**Instructions to follow**.
Each line should be copied exactly.

══ Records to use ══

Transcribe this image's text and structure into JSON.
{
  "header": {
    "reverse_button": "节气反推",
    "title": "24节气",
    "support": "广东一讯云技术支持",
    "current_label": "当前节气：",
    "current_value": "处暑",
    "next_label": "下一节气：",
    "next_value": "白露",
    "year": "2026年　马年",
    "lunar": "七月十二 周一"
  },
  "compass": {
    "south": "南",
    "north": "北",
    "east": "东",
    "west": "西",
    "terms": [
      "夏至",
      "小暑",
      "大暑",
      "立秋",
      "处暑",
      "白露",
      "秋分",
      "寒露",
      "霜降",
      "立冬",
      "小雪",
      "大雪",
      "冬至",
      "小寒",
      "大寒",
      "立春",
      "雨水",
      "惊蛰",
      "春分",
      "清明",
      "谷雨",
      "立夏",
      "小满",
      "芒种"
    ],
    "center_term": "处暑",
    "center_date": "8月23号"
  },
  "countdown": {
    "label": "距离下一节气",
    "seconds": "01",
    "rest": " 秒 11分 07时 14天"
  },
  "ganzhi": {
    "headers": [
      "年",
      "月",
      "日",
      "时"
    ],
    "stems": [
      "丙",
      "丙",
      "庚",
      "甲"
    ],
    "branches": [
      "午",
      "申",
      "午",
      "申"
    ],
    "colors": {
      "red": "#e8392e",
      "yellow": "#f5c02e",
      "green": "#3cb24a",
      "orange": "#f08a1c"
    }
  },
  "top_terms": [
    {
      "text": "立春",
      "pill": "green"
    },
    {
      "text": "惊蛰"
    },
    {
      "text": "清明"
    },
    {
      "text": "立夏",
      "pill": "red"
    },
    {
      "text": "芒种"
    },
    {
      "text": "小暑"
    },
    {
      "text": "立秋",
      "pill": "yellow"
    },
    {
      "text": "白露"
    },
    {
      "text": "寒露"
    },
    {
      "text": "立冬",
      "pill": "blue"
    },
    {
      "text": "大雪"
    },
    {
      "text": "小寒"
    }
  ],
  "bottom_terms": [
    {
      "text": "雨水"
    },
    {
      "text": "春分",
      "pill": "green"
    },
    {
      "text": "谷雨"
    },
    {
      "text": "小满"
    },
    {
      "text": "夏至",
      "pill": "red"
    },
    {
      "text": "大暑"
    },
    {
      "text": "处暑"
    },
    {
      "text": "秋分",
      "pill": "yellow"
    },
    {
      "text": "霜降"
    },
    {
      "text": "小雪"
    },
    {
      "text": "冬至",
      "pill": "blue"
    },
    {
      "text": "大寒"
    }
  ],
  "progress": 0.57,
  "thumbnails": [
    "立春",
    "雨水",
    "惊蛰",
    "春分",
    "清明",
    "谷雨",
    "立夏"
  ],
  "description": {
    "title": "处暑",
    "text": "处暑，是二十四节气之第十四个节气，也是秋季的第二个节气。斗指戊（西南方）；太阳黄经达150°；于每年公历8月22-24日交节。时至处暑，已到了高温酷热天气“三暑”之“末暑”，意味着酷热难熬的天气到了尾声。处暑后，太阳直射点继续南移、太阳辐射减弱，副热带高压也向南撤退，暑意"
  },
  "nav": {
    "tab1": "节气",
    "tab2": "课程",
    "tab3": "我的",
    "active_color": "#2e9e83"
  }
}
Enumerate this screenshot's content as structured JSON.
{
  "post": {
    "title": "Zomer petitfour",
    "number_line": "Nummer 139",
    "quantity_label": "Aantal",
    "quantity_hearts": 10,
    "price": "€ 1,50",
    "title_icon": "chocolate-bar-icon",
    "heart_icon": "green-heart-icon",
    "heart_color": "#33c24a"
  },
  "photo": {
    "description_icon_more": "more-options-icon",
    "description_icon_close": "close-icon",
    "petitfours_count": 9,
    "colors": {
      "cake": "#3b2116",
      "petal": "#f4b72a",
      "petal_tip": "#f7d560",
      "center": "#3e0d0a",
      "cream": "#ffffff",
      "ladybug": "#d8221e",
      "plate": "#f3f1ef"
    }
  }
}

═══

**Completed exercise**.
Transcribe this image's text and structure into JSON.
{
  "header": {
    "reverse_button": "节气反推",
    "title": "24节气",
    "support": "广东一讯云技术支持",
    "current_label": "当前节气：",
    "current_value": "处暑",
    "next_label": "下一节气：",
    "next_value": "白露",
    "year": "2026年　马年",
    "lunar": "七月十二 周一"
  },
  "compass": {
    "south": "南",
    "north": "北",
    "east": "东",
    "west": "西",
    "terms": [
      "夏至",
      "小暑",
      "大暑",
      "立秋",
      "处暑",
      "白露",
      "秋分",
      "寒露",
      "霜降",
      "立冬",
      "小雪",
      "大雪",
      "冬至",
      "小寒",
      "大寒",
      "立春",
      "雨水",
      "惊蛰",
      "春分",
      "清明",
      "谷雨",
      "立夏",
      "小满",
      "芒种"
    ],
    "center_term": "处暑",
    "center_date": "8月23号"
  },
  "countdown": {
    "label": "距离下一节气",
    "seconds": "01",
    "rest": " 秒 11分 07时 14天"
  },
  "ganzhi": {
    "headers": [
      "年",
      "月",
      "日",
      "时"
    ],
    "stems": [
      "丙",
      "丙",
      "庚",
      "甲"
    ],
    "branches": [
      "午",
      "申",
      "午",
      "申"
    ],
    "colors": {
      "red": "#e8392e",
      "yellow": "#f5c02e",
      "green": "#3cb24a",
      "orange": "#f08a1c"
    }
  },
  "top_terms": [
    {
      "text": "立春",
      "pill": "green"
    },
    {
      "text": "惊蛰"
    },
    {
      "text": "清明"
    },
    {
      "text": "立夏",
      "pill": "red"
    },
    {
      "text": "芒种"
    },
    {
      "text": "小暑"
    },
    {
      "text": "立秋",
      "pill": "yellow"
    },
    {
      "text": "白露"
    },
    {
      "text": "寒露"
    },
    {
      "text": "立冬",
      "pill": "blue"
    },
    {
      "text": "大雪"
    },
    {
      "text": "小寒"
    }
  ],
  "bottom_terms": [
    {
      "text": "雨水"
    },
    {
      "text": "春分",
      "pill": "green"
    },
    {
      "text": "谷雨"
    },
    {
      "text": "小满"
    },
    {
      "text": "夏至",
      "pill": "red"
    },
    {
      "text": "大暑"
    },
    {
      "text": "处暑"
    },
    {
      "text": "秋分",
      "pill": "yellow"
    },
    {
      "text": "霜降"
    },
    {
      "text": "小雪"
    },
    {
      "text": "冬至",
      "pill": "blue"
    },
    {
      "text": "大寒"
    }
  ],
  "progress": 0.57,
  "thumbnails": [
    "立春",
    "雨水",
    "惊蛰",
    "春分",
    "清明",
    "谷雨",
    "立夏"
  ],
  "description": {
    "title": "处暑",
    "text": "处暑，是二十四节气之第十四个节气，也是秋季的第二个节气。斗指戊（西南方）；太阳黄经达150°；于每年公历8月22-24日交节。时至处暑，已到了高温酷热天气“三暑”之“末暑”，意味着酷热难熬的天气到了尾声。处暑后，太阳直射点继续南移、太阳辐射减弱，副热带高压也向南撤退，暑意"
  },
  "nav": {
    "tab1": "节气",
    "tab2": "课程",
    "tab3": "我的",
    "active_color": "#2e9e83"
  }
}
Enumerate this screenshot's content as structured JSON.
{
  "post": {
    "title": "Zomer petitfour",
    "number_line": "Nummer 139",
    "quantity_label": "Aantal",
    "quantity_hearts": 10,
    "price": "€ 1,50",
    "title_icon": "chocolate-bar-icon",
    "heart_icon": "green-heart-icon",
    "heart_color": "#33c24a"
  },
  "photo": {
    "description_icon_more": "more-options-icon",
    "description_icon_close": "close-icon",
    "petitfours_count": 9,
    "colors": {
      "cake": "#3b2116",
      "petal": "#f4b72a",
      "petal_tip": "#f7d560",
      "center": "#3e0d0a",
      "cream": "#ffffff",
      "ladybug": "#d8221e",
      "plate": "#f3f1ef"
    }
  }
}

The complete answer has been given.